**DATA EXCERPTS**
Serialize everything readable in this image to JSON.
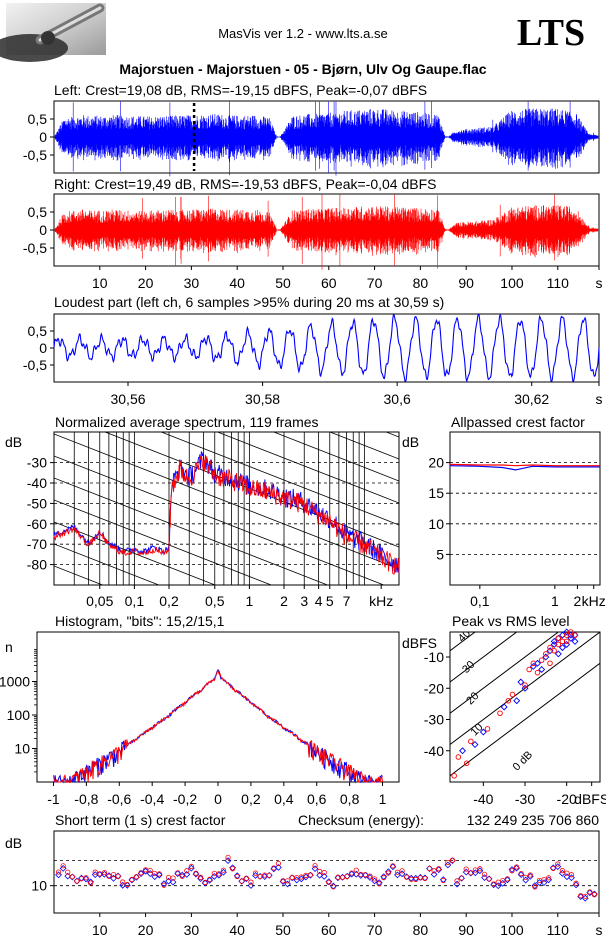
{
  "header": {
    "app_version": "MasVis ver 1.2 - www.lts.a.se",
    "logo_text": "LTS",
    "track_title": "Majorstuen - Majorstuen - 05 - Bjørn, Ulv Og Gaupe.flac"
  },
  "colors": {
    "left": "#0000ff",
    "right": "#ff0000",
    "axis": "#000000"
  },
  "chart_data": [
    {
      "id": "left",
      "type": "area",
      "title": "Left: Crest=19,08 dB, RMS=-19,15 dBFS, Peak=-0,07 dBFS",
      "ylim": [
        -1,
        1
      ],
      "yticks": [
        "0,5",
        "0",
        "-0,5"
      ],
      "yticks_val": [
        0.5,
        0,
        -0.5
      ],
      "xlim": [
        0,
        119
      ],
      "marker_time": 30.59,
      "silences": [
        [
          48.5,
          49.5
        ],
        [
          85.5,
          86.5
        ]
      ],
      "envelope": {
        "time": [
          0,
          2,
          4,
          6,
          8,
          10,
          13,
          16,
          20,
          25,
          30,
          35,
          40,
          44,
          47,
          48.5,
          49.5,
          52,
          56,
          60,
          65,
          70,
          75,
          80,
          84,
          85.5,
          86.5,
          88,
          92,
          96,
          100,
          105,
          110,
          114,
          117,
          119
        ],
        "amp": [
          0.05,
          0.55,
          0.6,
          0.62,
          0.6,
          0.6,
          0.62,
          0.6,
          0.58,
          0.6,
          0.62,
          0.65,
          0.6,
          0.62,
          0.55,
          0.05,
          0.05,
          0.6,
          0.65,
          0.7,
          0.75,
          0.8,
          0.75,
          0.7,
          0.65,
          0.05,
          0.05,
          0.2,
          0.25,
          0.3,
          0.75,
          0.8,
          0.8,
          0.7,
          0.1,
          0.05
        ]
      }
    },
    {
      "id": "right",
      "type": "area",
      "title": "Right: Crest=19,49 dB, RMS=-19,53 dBFS, Peak=-0,04 dBFS",
      "ylim": [
        -1,
        1
      ],
      "yticks": [
        "0,5",
        "0",
        "-0,5"
      ],
      "yticks_val": [
        0.5,
        0,
        -0.5
      ],
      "xlim": [
        0,
        119
      ],
      "xticks": [
        "10",
        "20",
        "30",
        "40",
        "50",
        "60",
        "70",
        "80",
        "90",
        "100",
        "110",
        "s"
      ],
      "xticks_val": [
        10,
        20,
        30,
        40,
        50,
        60,
        70,
        80,
        90,
        100,
        110,
        119
      ],
      "silences": [
        [
          48.5,
          49.5
        ],
        [
          85.5,
          86.5
        ]
      ],
      "envelope": {
        "time": [
          0,
          2,
          4,
          6,
          8,
          10,
          13,
          16,
          20,
          25,
          30,
          35,
          40,
          44,
          47,
          48.5,
          49.5,
          52,
          56,
          60,
          65,
          70,
          75,
          80,
          84,
          85.5,
          86.5,
          88,
          92,
          96,
          100,
          105,
          110,
          114,
          117,
          119
        ],
        "amp": [
          0.05,
          0.5,
          0.55,
          0.58,
          0.55,
          0.55,
          0.58,
          0.55,
          0.55,
          0.57,
          0.58,
          0.6,
          0.57,
          0.58,
          0.5,
          0.05,
          0.05,
          0.55,
          0.6,
          0.62,
          0.65,
          0.68,
          0.65,
          0.62,
          0.6,
          0.05,
          0.05,
          0.2,
          0.25,
          0.3,
          0.65,
          0.7,
          0.7,
          0.65,
          0.1,
          0.05
        ]
      }
    },
    {
      "id": "loudest",
      "type": "line",
      "title": "Loudest part (left  ch, 6 samples >95% during 20 ms at 30,59 s)",
      "ylim": [
        -1,
        1
      ],
      "yticks": [
        "0,5",
        "0",
        "-0,5"
      ],
      "yticks_val": [
        0.5,
        0,
        -0.5
      ],
      "xlim": [
        30.549,
        30.63
      ],
      "xticks": [
        "30,56",
        "30,58",
        "30,6",
        "30,62",
        "s"
      ],
      "xticks_val": [
        30.56,
        30.58,
        30.6,
        30.62,
        30.63
      ]
    },
    {
      "id": "spectrum",
      "type": "line",
      "title": "Normalized average spectrum, 119 frames",
      "ylabel": "dB",
      "xlabel": "kHz",
      "ylim": [
        -90,
        -15
      ],
      "yticks": [
        "-30",
        "-40",
        "-50",
        "-60",
        "-70",
        "-80"
      ],
      "yticks_val": [
        -30,
        -40,
        -50,
        -60,
        -70,
        -80
      ],
      "xlim": [
        0.02,
        20
      ],
      "xticks": [
        "0,05",
        "0,1",
        "0,2",
        "0,5",
        "1",
        "2",
        "3",
        "4",
        "5",
        "7",
        "kHz"
      ],
      "xticks_val": [
        0.05,
        0.1,
        0.2,
        0.5,
        1,
        2,
        3,
        4,
        5,
        7,
        14
      ],
      "series": [
        {
          "freq": [
            0.02,
            0.03,
            0.04,
            0.05,
            0.06,
            0.08,
            0.1,
            0.12,
            0.15,
            0.18,
            0.2,
            0.21,
            0.25,
            0.3,
            0.4,
            0.5,
            0.7,
            1,
            1.5,
            2,
            3,
            4,
            5,
            7,
            10,
            15,
            20
          ],
          "level": [
            -66,
            -62,
            -70,
            -64,
            -70,
            -74,
            -73,
            -74,
            -72,
            -74,
            -72,
            -42,
            -33,
            -38,
            -28,
            -36,
            -38,
            -42,
            -44,
            -47,
            -50,
            -55,
            -58,
            -66,
            -70,
            -77,
            -81
          ]
        }
      ]
    },
    {
      "id": "allpass",
      "type": "line",
      "title": "Allpassed crest factor",
      "ylabel": "dB",
      "xlabel": "kHz",
      "ylim": [
        0,
        25
      ],
      "yticks": [
        "20",
        "15",
        "10",
        "5"
      ],
      "yticks_val": [
        20,
        15,
        10,
        5
      ],
      "xlim": [
        0.04,
        4
      ],
      "xticks": [
        "0,1",
        "1",
        "2",
        "kHz"
      ],
      "xticks_val": [
        0.1,
        1,
        2,
        3.3
      ],
      "series": [
        {
          "name": "",
          "freq": [
            0.04,
            0.1,
            0.2,
            0.3,
            0.5,
            1,
            2,
            4
          ],
          "crest": [
            19.5,
            19.4,
            19.2,
            18.8,
            19.4,
            19.3,
            19.3,
            19.3
          ]
        },
        {
          "name": "",
          "freq": [
            0.04,
            0.1,
            0.2,
            0.3,
            0.5,
            1,
            2,
            4
          ],
          "crest": [
            19.7,
            19.6,
            19.6,
            19.5,
            19.6,
            19.5,
            19.5,
            19.5
          ]
        }
      ]
    },
    {
      "id": "histogram",
      "type": "line",
      "title": "Histogram, \"bits\": 15,2/15,1",
      "ylabel": "n",
      "ylim": [
        1,
        30000
      ],
      "yticks": [
        "1000",
        "100",
        "10"
      ],
      "yticks_val": [
        1000,
        100,
        10
      ],
      "xlim": [
        -1.1,
        1.1
      ],
      "xticks": [
        "-1",
        "-0,8",
        "-0,6",
        "-0,4",
        "-0,2",
        "0",
        "0,2",
        "0,4",
        "0,6",
        "0,8",
        "1"
      ],
      "xticks_val": [
        -1,
        -0.8,
        -0.6,
        -0.4,
        -0.2,
        0,
        0.2,
        0.4,
        0.6,
        0.8,
        1
      ],
      "x": [
        -1,
        -0.9,
        -0.8,
        -0.7,
        -0.6,
        -0.5,
        -0.4,
        -0.3,
        -0.2,
        -0.1,
        -0.02,
        0,
        0.02,
        0.1,
        0.2,
        0.3,
        0.4,
        0.5,
        0.6,
        0.7,
        0.8,
        0.9,
        1
      ],
      "n": [
        1,
        1,
        2,
        4,
        8,
        18,
        40,
        90,
        220,
        550,
        1200,
        2200,
        1200,
        550,
        220,
        90,
        40,
        18,
        8,
        4,
        2,
        1,
        1
      ]
    },
    {
      "id": "peak_rms",
      "type": "scatter",
      "title": "Peak vs RMS level",
      "ylabel": "dBFS",
      "xlabel": "dBFS",
      "ylim": [
        -50,
        -2
      ],
      "yticks": [
        "-10",
        "-20",
        "-30",
        "-40"
      ],
      "yticks_val": [
        -10,
        -20,
        -30,
        -40
      ],
      "xlim": [
        -48,
        -12
      ],
      "xticks": [
        "-40",
        "-30",
        "-20",
        "dBFS"
      ],
      "xticks_val": [
        -40,
        -30,
        -20,
        -14
      ],
      "crest_lines": [
        "40",
        "30",
        "20",
        "10",
        "0 dB"
      ],
      "crest_lines_val": [
        40,
        30,
        20,
        10,
        0
      ],
      "points_left": [
        [
          -20,
          -2
        ],
        [
          -21,
          -3
        ],
        [
          -22,
          -4
        ],
        [
          -19,
          -3
        ],
        [
          -18,
          -5
        ],
        [
          -23,
          -6
        ],
        [
          -24,
          -8
        ],
        [
          -22,
          -9
        ],
        [
          -25,
          -10
        ],
        [
          -20,
          -6
        ],
        [
          -27,
          -12
        ],
        [
          -26,
          -14
        ],
        [
          -28,
          -13
        ],
        [
          -21,
          -7
        ],
        [
          -19,
          -4
        ],
        [
          -30,
          -20
        ],
        [
          -32,
          -24
        ],
        [
          -35,
          -26
        ],
        [
          -40,
          -34
        ],
        [
          -42,
          -38
        ],
        [
          -45,
          -40
        ],
        [
          -31,
          -18
        ],
        [
          -23,
          -5
        ],
        [
          -18,
          -3
        ]
      ],
      "points_right": [
        [
          -20,
          -3
        ],
        [
          -22,
          -4
        ],
        [
          -21,
          -5
        ],
        [
          -19,
          -2
        ],
        [
          -24,
          -7
        ],
        [
          -23,
          -8
        ],
        [
          -25,
          -9
        ],
        [
          -26,
          -11
        ],
        [
          -22,
          -6
        ],
        [
          -28,
          -12
        ],
        [
          -27,
          -15
        ],
        [
          -29,
          -14
        ],
        [
          -24,
          -12
        ],
        [
          -30,
          -19
        ],
        [
          -33,
          -22
        ],
        [
          -36,
          -28
        ],
        [
          -39,
          -33
        ],
        [
          -43,
          -37
        ],
        [
          -46,
          -42
        ],
        [
          -47,
          -48
        ],
        [
          -44,
          -44
        ],
        [
          -20,
          -5
        ],
        [
          -18,
          -3
        ],
        [
          -34,
          -24
        ]
      ]
    },
    {
      "id": "short_crest",
      "type": "scatter",
      "title": "Short term (1 s) crest factor",
      "checksum_label": "Checksum (energy):",
      "checksum_value": "132 249 235 706 860",
      "ylabel": "dB",
      "ylim": [
        4,
        22
      ],
      "yticks": [
        "10"
      ],
      "yticks_val": [
        10
      ],
      "dashed_lines": [
        10,
        15.5
      ],
      "xlim": [
        0,
        119
      ],
      "xticks": [
        "10",
        "20",
        "30",
        "40",
        "50",
        "60",
        "70",
        "80",
        "90",
        "100",
        "110",
        "s"
      ],
      "xticks_val": [
        10,
        20,
        30,
        40,
        50,
        60,
        70,
        80,
        90,
        100,
        110,
        119
      ]
    }
  ]
}
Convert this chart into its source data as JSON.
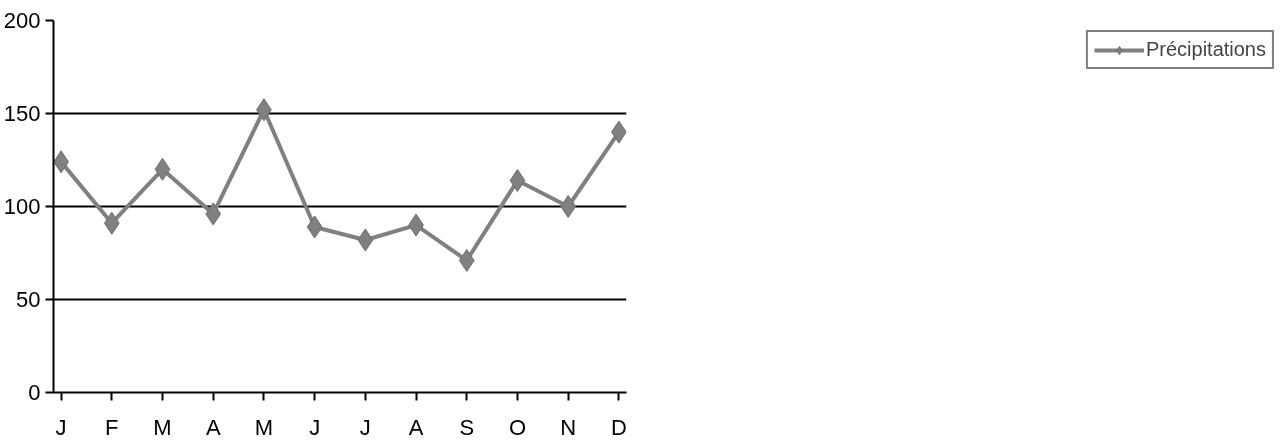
{
  "chart_data": {
    "type": "line",
    "categories": [
      "J",
      "F",
      "M",
      "A",
      "M",
      "J",
      "J",
      "A",
      "S",
      "O",
      "N",
      "D"
    ],
    "series": [
      {
        "name": "Précipitations",
        "color": "#808080",
        "values": [
          124,
          91,
          120,
          96,
          152,
          89,
          82,
          90,
          71,
          114,
          100,
          140
        ]
      }
    ],
    "ylim": [
      0,
      200
    ],
    "yticks": [
      0,
      50,
      100,
      150,
      200
    ],
    "grid": "y",
    "legend": "right",
    "marker": "diamond",
    "line_style": "solid"
  }
}
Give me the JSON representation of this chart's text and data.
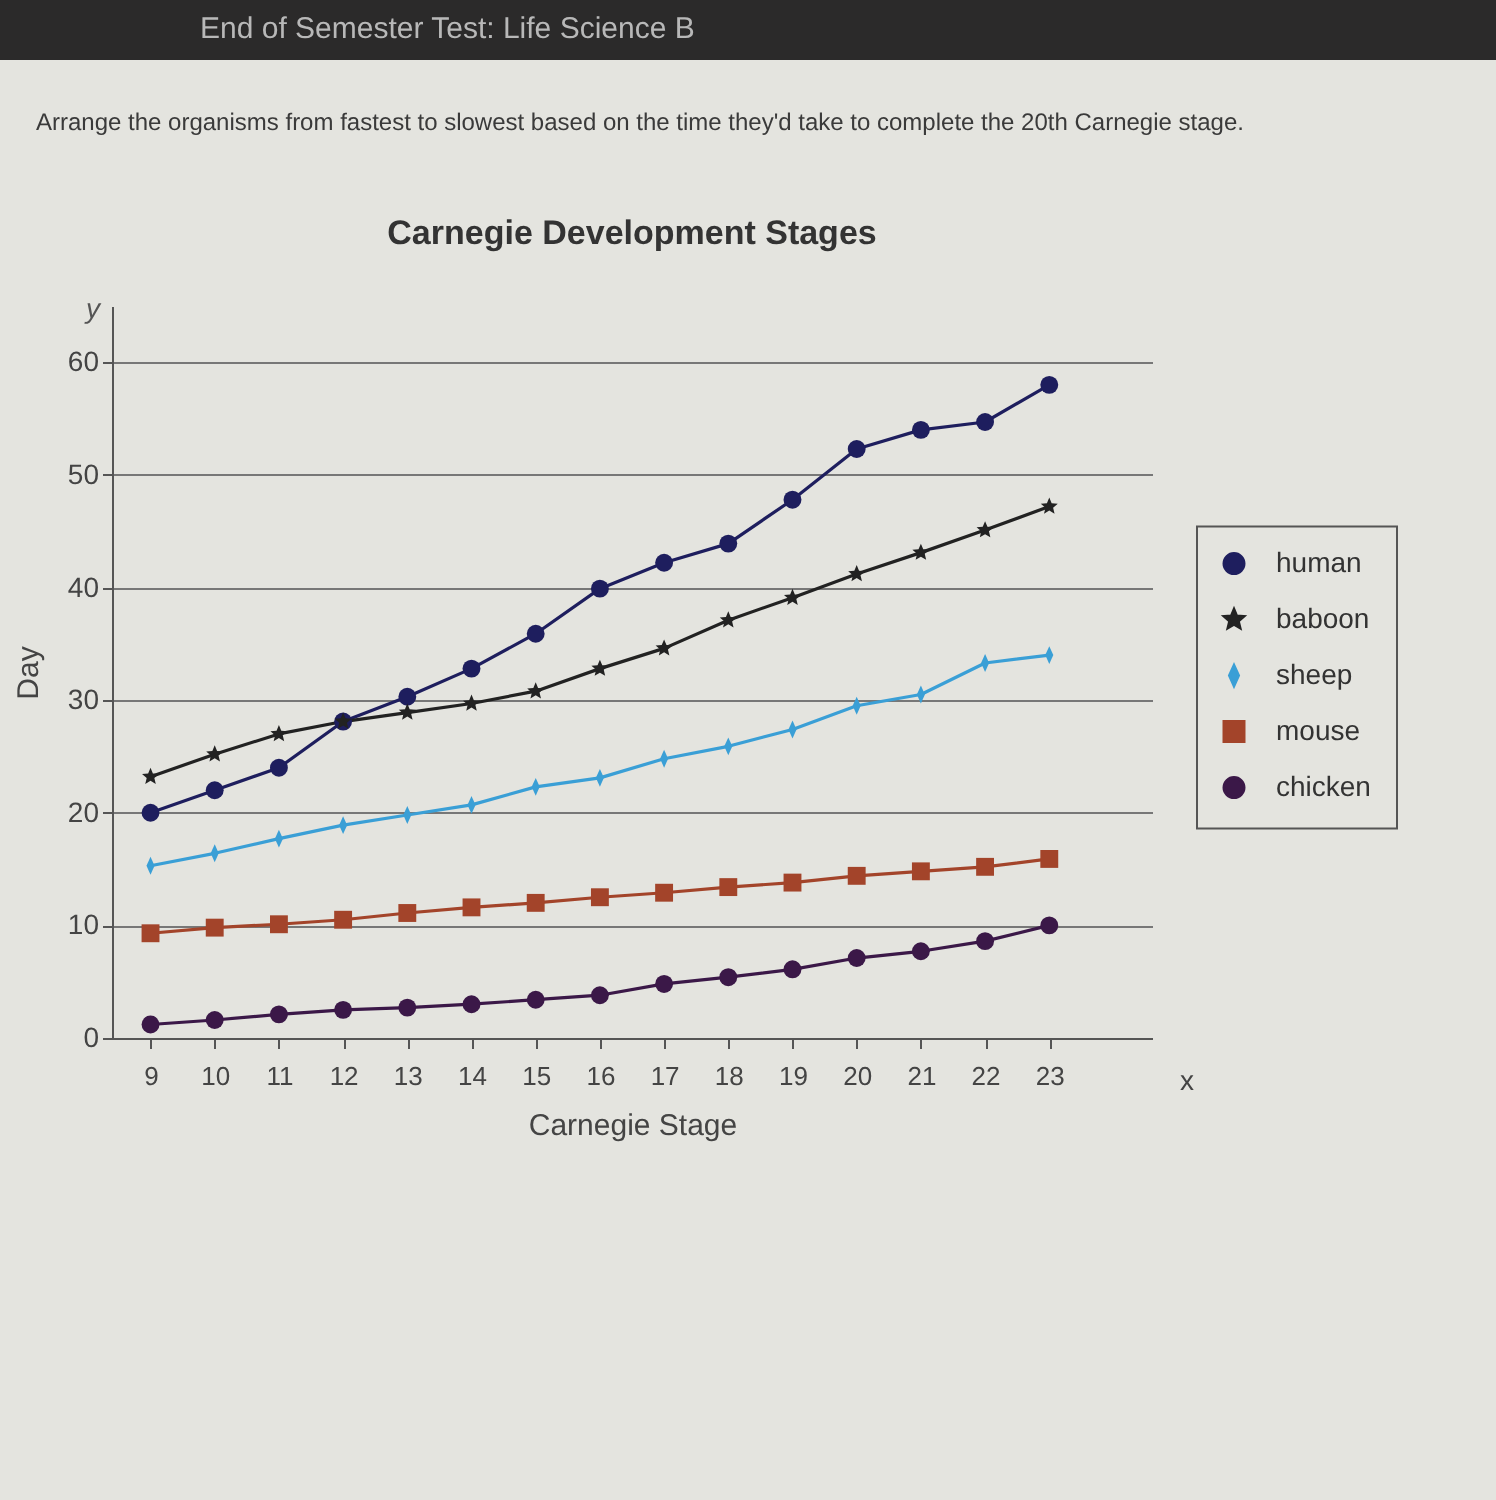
{
  "chart_data": {
    "type": "line",
    "title": "Carnegie Development Stages",
    "xlabel": "Carnegie Stage",
    "ylabel": "Day",
    "annotations": [
      "End of Semester Test: Life Science B",
      "Arrange the organisms from fastest to slowest based on the time they'd take to complete the 20th Carnegie stage.",
      "y",
      "x"
    ],
    "x": [
      9,
      10,
      11,
      12,
      13,
      14,
      15,
      16,
      17,
      18,
      19,
      20,
      21,
      22,
      23
    ],
    "series": [
      {
        "name": "human",
        "color": "#1e1e5e",
        "marker": "circle",
        "values": [
          20,
          22,
          24,
          28.1,
          30.3,
          32.8,
          35.9,
          39.9,
          42.2,
          43.9,
          47.8,
          52.3,
          54,
          54.7,
          58
        ]
      },
      {
        "name": "baboon",
        "color": "#222222",
        "marker": "star",
        "values": [
          23.2,
          25.2,
          27,
          28.1,
          28.9,
          29.7,
          30.8,
          32.8,
          34.6,
          37.1,
          39.1,
          41.2,
          43.1,
          45.1,
          47.2
        ]
      },
      {
        "name": "sheep",
        "color": "#3a9fd6",
        "marker": "diamond",
        "values": [
          15.3,
          16.4,
          17.7,
          18.9,
          19.8,
          20.7,
          22.3,
          23.1,
          24.8,
          25.9,
          27.4,
          29.5,
          30.5,
          33.3,
          34
        ]
      },
      {
        "name": "mouse",
        "color": "#a3442a",
        "marker": "square",
        "values": [
          9.3,
          9.8,
          10.1,
          10.5,
          11.1,
          11.6,
          12,
          12.5,
          12.9,
          13.4,
          13.8,
          14.4,
          14.8,
          15.2,
          15.9
        ]
      },
      {
        "name": "chicken",
        "color": "#3b1848",
        "marker": "circle",
        "values": [
          1.2,
          1.6,
          2.1,
          2.5,
          2.7,
          3,
          3.4,
          3.8,
          4.8,
          5.4,
          6.1,
          7.1,
          7.7,
          8.6,
          10
        ]
      }
    ],
    "xlim": [
      8.4,
      24.6
    ],
    "xticks": [
      9,
      10,
      11,
      12,
      13,
      14,
      15,
      16,
      17,
      18,
      19,
      20,
      21,
      22,
      23
    ],
    "ylim": [
      0,
      65
    ],
    "yticks": [
      0,
      10,
      20,
      30,
      40,
      50,
      60
    ],
    "grid": "y",
    "legend": "right",
    "line_style": "solid"
  }
}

**DESCRIPTION OF THE TASK**
Search the preceding listing for "dBFS" and extract every line where it is found.

**EXERCISE RESULT**
      "title": "Left: Crest=19,08 dB, RMS=-19,15 dBFS, Peak=-0,07 dBFS",
      "title": "Right: Crest=19,49 dB, RMS=-19,53 dBFS, Peak=-0,04 dBFS",
      "ylabel": "dBFS",
      "xlabel": "dBFS",
        "dBFS"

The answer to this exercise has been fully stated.